* Begin *
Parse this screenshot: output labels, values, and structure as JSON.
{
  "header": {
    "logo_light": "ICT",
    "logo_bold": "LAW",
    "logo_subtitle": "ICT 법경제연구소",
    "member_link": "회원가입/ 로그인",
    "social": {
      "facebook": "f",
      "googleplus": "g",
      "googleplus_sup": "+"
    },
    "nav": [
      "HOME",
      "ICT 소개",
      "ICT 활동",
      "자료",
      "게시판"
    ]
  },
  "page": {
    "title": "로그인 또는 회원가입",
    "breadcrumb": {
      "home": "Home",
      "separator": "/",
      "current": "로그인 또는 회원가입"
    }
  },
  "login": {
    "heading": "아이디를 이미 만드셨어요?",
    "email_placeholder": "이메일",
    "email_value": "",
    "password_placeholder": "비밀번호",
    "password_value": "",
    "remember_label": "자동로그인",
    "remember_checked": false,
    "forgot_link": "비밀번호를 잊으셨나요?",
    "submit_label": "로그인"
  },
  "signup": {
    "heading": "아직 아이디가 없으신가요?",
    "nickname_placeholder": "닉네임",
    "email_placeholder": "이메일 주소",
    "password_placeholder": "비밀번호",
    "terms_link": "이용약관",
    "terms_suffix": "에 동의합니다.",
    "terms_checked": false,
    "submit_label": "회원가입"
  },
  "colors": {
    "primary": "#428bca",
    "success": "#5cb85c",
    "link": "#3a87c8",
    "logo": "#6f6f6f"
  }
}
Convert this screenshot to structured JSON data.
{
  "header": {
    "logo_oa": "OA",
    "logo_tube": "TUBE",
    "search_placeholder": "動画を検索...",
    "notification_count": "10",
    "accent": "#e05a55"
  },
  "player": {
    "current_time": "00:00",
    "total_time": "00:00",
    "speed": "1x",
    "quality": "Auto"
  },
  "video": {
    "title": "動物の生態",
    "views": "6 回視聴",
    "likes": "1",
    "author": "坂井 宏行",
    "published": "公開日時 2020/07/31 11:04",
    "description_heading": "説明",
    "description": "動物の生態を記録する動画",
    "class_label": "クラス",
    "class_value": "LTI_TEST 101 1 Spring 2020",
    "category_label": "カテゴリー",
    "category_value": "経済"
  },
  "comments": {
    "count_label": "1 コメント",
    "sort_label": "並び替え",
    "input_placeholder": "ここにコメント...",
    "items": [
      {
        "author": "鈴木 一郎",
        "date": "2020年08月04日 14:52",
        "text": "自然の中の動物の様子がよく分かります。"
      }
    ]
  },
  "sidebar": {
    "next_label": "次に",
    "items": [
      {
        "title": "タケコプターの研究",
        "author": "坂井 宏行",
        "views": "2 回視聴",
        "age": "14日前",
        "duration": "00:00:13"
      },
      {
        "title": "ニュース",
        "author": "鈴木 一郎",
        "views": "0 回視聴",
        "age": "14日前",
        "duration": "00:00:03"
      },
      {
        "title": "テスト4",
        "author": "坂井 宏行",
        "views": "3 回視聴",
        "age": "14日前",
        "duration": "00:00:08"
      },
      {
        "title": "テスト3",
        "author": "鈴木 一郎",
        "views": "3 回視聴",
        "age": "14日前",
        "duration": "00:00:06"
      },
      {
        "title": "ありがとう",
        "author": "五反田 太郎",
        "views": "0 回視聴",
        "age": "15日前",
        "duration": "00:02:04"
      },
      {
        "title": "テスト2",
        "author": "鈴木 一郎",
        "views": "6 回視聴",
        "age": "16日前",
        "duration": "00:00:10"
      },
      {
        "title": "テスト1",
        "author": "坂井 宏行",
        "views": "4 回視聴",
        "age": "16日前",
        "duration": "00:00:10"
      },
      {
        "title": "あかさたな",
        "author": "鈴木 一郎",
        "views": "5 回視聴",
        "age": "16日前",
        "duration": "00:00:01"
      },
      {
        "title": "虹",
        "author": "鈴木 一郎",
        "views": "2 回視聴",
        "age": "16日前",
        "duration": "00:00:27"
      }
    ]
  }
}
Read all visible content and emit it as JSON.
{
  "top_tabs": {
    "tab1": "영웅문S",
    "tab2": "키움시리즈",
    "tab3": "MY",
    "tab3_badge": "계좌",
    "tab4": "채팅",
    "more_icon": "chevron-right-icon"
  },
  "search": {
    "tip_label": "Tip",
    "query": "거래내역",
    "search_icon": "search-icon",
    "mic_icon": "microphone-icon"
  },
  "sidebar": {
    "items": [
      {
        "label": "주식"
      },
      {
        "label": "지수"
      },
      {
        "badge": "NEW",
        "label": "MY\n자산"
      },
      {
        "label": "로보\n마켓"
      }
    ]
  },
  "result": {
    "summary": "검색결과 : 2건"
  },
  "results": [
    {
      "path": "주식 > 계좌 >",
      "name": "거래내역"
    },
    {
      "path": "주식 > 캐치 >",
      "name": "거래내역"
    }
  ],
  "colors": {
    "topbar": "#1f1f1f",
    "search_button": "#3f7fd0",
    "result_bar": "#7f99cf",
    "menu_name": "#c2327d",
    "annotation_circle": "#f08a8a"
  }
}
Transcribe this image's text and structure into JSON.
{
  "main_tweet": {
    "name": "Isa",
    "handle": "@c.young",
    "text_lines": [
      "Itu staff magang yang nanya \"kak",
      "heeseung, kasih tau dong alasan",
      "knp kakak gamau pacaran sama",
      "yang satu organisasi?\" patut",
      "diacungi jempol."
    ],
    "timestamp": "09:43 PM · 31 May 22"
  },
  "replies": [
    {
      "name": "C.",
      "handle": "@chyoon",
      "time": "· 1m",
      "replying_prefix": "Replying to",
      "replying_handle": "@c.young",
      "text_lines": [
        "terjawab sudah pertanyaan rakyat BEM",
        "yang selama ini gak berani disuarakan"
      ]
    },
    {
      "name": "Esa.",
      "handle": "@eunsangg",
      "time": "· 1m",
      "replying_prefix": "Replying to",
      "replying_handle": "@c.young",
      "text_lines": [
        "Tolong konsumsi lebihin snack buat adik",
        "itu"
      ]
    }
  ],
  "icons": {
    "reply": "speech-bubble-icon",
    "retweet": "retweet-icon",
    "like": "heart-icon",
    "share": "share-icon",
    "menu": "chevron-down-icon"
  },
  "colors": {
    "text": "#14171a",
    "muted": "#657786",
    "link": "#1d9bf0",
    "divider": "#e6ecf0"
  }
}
* End *
Extract every line above that contains the word "yang".

      "Itu staff magang yang nanya \"kak",
      "yang satu organisasi?\" patut",
        "yang selama ini gak berani disuarakan"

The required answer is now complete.